▸ **JOB**: Pick out all lines in the listing holding the string "Penetration" and copy them.

(Stored items from a collection)

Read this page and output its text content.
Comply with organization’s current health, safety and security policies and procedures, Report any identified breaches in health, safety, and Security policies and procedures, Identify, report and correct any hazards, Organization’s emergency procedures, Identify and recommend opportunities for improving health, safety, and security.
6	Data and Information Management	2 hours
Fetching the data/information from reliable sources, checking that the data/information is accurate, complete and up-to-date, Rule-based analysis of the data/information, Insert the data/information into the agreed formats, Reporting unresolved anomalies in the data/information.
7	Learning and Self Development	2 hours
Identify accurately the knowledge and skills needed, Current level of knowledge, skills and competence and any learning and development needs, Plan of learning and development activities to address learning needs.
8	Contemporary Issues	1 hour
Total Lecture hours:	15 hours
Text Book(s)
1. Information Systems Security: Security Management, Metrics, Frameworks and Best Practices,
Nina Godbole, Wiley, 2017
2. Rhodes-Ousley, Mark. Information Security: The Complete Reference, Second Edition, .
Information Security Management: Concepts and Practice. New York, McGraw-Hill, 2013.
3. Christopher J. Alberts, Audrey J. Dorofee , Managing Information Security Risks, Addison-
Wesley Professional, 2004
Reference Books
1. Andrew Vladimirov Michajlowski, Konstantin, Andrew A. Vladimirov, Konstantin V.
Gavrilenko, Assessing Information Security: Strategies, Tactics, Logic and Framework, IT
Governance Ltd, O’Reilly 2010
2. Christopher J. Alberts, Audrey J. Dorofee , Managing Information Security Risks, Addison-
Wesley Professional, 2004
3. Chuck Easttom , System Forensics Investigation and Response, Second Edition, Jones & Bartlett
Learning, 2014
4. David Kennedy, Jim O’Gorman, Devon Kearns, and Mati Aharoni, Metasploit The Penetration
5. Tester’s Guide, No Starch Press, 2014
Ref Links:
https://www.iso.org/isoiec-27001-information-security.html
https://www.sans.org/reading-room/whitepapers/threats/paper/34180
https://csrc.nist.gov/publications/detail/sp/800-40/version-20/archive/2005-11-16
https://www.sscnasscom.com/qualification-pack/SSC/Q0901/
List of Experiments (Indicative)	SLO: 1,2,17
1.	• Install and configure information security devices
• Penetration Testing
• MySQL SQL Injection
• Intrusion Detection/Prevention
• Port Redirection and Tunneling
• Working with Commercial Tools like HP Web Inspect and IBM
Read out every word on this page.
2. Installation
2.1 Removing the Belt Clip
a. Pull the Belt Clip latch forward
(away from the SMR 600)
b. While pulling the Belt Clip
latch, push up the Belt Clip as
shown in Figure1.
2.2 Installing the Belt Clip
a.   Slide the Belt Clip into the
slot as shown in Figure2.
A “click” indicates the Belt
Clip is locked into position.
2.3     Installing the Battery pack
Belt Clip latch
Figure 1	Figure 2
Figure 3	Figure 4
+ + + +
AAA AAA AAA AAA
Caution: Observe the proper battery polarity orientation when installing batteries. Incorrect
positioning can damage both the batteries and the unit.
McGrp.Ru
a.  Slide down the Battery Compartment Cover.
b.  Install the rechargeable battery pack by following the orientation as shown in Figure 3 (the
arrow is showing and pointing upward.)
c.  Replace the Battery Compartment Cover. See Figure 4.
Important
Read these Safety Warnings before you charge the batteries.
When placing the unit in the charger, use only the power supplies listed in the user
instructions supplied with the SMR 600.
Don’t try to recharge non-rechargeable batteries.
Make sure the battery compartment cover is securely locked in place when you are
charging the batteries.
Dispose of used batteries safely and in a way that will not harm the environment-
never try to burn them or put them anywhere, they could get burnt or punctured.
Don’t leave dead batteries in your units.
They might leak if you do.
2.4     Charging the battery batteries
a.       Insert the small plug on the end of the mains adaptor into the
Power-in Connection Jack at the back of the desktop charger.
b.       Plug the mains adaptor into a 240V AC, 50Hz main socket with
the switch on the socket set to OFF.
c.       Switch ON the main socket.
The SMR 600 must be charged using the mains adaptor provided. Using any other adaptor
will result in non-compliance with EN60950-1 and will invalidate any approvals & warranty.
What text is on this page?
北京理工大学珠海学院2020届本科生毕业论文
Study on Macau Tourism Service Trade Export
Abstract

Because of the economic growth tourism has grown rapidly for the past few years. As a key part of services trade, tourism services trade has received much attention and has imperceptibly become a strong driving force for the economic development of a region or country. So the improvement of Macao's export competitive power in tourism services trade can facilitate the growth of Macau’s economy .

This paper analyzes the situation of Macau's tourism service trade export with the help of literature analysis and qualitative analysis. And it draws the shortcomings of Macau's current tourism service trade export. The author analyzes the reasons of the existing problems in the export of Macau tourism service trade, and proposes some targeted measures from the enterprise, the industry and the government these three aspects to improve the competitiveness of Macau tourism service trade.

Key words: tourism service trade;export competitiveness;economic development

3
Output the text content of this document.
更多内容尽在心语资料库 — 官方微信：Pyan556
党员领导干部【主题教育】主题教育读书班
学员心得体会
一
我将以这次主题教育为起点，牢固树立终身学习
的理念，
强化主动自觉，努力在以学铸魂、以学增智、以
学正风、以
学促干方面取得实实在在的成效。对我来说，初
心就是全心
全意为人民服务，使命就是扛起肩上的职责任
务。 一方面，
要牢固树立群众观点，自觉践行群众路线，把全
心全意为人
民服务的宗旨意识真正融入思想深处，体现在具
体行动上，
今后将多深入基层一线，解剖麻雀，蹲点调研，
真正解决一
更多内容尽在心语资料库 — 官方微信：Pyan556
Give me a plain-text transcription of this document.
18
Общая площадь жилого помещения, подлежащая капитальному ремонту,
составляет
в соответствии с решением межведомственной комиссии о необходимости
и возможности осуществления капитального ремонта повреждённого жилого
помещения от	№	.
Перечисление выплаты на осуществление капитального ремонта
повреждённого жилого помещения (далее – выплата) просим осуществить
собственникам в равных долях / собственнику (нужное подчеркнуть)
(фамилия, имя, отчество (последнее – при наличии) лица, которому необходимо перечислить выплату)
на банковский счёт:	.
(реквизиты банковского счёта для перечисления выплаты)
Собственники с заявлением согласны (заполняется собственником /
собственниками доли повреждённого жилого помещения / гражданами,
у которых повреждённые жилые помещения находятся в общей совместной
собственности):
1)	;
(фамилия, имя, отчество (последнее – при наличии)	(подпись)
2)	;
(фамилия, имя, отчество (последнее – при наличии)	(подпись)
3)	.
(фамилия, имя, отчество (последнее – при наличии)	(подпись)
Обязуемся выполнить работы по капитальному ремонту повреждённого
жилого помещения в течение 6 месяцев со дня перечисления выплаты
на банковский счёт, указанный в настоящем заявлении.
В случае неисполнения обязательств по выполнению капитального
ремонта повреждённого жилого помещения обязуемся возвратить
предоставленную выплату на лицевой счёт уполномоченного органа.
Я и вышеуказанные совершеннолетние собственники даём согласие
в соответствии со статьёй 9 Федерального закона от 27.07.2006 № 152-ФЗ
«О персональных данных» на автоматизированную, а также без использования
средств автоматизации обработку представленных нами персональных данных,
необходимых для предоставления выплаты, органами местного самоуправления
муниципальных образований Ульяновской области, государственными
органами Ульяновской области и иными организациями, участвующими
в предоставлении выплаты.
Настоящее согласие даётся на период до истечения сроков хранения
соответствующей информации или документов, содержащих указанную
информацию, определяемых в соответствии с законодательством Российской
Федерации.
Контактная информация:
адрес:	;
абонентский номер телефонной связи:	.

▸ **WRITTEN RESPONSE**:
4. David Kennedy, Jim O’Gorman, Devon Kearns, and Mati Aharoni, Metasploit The Penetration
• Penetration Testing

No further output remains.